§ **Goal**
Say how many lines in the records include the string "legend", adding no other words.

§ **Record extracts**
***

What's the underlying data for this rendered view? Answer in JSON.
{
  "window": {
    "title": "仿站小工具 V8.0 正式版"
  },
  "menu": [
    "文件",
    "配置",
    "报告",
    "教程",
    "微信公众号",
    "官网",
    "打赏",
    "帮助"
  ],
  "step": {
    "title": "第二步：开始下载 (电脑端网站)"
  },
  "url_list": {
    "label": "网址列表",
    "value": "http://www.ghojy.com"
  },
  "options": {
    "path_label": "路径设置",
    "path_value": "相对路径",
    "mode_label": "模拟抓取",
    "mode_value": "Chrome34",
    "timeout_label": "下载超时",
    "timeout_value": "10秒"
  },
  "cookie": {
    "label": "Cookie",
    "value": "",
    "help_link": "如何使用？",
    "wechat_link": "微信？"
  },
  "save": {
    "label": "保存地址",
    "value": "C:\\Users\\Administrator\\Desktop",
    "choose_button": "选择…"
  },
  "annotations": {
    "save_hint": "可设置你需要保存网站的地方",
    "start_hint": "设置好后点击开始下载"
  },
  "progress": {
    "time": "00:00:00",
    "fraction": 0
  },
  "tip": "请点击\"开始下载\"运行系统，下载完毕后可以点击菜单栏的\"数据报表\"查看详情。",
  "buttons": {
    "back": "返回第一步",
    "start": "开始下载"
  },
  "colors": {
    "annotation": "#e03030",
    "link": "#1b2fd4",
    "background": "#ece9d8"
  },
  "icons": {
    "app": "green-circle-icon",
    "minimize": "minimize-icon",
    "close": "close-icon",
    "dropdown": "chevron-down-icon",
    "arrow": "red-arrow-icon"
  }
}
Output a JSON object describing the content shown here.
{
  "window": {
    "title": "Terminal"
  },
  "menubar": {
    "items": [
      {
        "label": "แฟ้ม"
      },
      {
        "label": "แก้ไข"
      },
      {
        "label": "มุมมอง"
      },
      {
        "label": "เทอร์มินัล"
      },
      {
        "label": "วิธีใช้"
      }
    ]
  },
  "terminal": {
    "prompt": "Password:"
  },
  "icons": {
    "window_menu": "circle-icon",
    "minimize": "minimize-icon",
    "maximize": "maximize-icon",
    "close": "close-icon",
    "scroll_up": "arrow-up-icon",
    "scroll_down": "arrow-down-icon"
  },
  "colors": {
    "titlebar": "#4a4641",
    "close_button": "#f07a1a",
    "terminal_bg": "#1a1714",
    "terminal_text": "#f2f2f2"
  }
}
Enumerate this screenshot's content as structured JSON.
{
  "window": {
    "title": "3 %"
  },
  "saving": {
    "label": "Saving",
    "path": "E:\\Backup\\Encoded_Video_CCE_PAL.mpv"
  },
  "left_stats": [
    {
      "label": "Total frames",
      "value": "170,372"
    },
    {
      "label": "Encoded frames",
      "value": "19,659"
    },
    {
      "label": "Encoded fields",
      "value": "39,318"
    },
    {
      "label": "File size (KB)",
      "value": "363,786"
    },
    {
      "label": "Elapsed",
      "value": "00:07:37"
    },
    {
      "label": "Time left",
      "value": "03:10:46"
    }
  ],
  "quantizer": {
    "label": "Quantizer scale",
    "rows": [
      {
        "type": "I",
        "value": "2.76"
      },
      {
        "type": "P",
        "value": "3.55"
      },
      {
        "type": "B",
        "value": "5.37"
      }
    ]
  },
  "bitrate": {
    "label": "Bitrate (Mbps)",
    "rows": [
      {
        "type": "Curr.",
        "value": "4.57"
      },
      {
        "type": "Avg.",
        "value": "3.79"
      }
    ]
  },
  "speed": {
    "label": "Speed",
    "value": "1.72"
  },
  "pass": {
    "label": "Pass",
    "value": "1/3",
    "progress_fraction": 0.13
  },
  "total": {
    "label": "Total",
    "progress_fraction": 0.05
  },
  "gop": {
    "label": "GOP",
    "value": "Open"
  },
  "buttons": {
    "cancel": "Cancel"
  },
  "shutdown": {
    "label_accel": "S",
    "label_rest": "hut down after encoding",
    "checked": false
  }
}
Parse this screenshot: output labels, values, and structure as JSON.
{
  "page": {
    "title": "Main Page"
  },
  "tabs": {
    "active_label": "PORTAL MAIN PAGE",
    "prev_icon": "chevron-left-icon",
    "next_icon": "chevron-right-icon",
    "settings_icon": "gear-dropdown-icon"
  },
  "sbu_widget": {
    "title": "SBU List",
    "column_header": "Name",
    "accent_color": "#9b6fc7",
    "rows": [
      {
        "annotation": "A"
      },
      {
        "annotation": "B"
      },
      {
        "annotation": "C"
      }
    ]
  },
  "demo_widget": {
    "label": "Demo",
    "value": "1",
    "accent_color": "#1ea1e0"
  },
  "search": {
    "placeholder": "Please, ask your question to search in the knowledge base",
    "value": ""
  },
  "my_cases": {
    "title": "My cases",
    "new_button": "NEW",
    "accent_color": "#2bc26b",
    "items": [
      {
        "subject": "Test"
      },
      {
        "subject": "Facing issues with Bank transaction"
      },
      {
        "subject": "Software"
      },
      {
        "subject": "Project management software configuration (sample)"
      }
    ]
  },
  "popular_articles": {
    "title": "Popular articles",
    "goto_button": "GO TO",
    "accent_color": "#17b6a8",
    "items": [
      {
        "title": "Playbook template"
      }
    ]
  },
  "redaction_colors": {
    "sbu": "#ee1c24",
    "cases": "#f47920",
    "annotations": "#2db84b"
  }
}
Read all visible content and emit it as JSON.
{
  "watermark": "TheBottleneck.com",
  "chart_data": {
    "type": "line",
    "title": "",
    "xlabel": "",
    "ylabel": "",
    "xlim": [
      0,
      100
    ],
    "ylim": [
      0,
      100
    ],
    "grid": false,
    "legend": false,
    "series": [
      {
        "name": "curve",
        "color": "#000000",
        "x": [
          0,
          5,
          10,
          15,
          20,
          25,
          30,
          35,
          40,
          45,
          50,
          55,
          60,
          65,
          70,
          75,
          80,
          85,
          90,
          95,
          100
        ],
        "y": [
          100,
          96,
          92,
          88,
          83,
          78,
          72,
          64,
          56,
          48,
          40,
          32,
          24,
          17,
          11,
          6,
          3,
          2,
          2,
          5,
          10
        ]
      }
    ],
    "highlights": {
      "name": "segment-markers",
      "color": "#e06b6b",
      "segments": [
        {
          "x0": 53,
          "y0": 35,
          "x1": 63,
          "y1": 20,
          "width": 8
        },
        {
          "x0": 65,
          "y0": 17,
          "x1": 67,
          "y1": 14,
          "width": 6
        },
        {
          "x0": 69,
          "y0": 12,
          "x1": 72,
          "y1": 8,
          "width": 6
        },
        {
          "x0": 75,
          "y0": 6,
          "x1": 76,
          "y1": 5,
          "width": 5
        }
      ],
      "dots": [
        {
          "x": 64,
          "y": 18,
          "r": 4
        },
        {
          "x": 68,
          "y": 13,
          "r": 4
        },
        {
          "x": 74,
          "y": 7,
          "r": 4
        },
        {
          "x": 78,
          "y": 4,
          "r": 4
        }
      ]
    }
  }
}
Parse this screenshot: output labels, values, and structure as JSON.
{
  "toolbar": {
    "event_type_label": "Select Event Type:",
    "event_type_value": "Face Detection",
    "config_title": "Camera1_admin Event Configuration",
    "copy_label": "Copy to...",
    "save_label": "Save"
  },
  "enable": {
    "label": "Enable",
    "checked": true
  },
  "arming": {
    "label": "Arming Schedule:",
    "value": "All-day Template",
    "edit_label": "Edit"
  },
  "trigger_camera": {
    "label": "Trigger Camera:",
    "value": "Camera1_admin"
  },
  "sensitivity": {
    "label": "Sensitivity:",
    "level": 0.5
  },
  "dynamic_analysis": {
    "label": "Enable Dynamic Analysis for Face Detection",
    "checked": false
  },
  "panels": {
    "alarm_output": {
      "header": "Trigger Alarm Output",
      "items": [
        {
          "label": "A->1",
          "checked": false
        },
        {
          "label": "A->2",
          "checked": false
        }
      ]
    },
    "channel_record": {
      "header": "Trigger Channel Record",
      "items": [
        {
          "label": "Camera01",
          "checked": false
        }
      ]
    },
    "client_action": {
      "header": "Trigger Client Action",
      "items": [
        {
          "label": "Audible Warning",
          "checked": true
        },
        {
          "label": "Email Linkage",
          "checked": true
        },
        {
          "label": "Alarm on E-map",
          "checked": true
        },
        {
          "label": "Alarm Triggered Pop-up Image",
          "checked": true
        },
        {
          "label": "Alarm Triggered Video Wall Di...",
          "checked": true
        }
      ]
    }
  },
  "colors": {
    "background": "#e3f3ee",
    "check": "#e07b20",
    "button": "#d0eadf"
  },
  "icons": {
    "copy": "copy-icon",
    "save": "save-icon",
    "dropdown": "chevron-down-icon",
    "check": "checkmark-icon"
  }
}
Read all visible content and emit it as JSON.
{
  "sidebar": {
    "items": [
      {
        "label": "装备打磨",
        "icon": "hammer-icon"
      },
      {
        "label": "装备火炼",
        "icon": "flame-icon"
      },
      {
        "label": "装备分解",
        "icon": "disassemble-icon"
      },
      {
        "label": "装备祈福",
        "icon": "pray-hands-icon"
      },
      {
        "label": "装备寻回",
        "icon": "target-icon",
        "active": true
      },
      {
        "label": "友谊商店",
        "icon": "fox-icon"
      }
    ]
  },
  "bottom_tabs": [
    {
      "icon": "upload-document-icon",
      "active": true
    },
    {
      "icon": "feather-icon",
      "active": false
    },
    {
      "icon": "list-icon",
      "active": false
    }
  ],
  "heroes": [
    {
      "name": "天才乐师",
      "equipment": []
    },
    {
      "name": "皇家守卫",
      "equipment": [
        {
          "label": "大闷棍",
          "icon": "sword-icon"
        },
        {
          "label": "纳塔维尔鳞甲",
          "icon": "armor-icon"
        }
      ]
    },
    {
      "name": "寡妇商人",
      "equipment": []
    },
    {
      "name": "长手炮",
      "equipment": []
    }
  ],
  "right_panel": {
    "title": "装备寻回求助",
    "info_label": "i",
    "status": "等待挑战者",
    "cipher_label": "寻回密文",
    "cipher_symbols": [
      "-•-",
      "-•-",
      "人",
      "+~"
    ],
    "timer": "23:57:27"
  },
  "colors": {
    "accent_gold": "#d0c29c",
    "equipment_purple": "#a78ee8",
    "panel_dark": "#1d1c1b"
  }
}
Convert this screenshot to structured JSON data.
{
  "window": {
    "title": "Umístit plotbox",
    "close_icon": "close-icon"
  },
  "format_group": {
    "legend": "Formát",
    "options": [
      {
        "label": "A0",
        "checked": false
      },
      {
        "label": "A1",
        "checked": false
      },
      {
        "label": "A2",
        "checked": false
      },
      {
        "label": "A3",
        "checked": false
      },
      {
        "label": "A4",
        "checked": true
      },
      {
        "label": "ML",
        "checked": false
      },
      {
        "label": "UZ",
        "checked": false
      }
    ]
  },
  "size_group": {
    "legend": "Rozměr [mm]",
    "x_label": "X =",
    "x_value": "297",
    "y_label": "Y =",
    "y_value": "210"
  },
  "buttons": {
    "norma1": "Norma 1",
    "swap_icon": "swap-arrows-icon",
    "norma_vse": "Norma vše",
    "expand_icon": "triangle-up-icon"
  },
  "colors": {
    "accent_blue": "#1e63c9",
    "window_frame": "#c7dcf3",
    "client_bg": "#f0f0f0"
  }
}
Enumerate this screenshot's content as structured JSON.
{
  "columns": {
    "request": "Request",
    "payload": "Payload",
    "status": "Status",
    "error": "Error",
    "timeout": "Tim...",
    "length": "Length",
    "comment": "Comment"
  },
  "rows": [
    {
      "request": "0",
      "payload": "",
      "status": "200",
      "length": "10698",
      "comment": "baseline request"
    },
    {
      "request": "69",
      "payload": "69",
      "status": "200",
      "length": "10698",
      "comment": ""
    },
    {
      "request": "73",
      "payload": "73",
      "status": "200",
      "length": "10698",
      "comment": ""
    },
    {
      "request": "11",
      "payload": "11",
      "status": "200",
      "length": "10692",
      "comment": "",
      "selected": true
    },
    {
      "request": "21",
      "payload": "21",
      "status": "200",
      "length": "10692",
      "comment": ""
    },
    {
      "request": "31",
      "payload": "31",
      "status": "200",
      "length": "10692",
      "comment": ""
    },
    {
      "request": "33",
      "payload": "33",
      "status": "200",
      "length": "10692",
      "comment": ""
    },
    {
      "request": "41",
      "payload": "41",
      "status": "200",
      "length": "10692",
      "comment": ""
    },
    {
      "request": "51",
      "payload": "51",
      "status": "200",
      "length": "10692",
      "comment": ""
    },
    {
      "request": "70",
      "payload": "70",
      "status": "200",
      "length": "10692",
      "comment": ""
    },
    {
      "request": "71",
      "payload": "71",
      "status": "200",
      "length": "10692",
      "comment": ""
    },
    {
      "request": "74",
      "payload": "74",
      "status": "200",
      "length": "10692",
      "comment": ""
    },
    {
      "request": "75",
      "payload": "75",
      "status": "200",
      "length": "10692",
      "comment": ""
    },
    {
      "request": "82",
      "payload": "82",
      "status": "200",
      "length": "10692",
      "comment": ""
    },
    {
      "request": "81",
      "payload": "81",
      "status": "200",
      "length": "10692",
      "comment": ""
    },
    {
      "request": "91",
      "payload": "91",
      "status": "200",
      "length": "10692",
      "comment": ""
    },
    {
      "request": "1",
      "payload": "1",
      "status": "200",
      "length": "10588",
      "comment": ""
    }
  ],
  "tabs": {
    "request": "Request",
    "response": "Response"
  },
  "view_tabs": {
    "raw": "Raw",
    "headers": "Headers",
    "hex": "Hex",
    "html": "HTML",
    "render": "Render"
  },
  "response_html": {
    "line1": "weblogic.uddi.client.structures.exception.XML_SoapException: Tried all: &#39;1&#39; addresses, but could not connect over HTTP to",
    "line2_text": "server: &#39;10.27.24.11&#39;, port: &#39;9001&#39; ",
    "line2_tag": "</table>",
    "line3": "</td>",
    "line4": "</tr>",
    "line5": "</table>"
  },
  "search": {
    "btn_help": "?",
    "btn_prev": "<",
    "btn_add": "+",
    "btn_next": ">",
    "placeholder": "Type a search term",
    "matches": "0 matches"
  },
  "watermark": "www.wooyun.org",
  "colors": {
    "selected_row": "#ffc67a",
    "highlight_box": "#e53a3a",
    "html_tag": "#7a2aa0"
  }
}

***

§ **Written solution**
3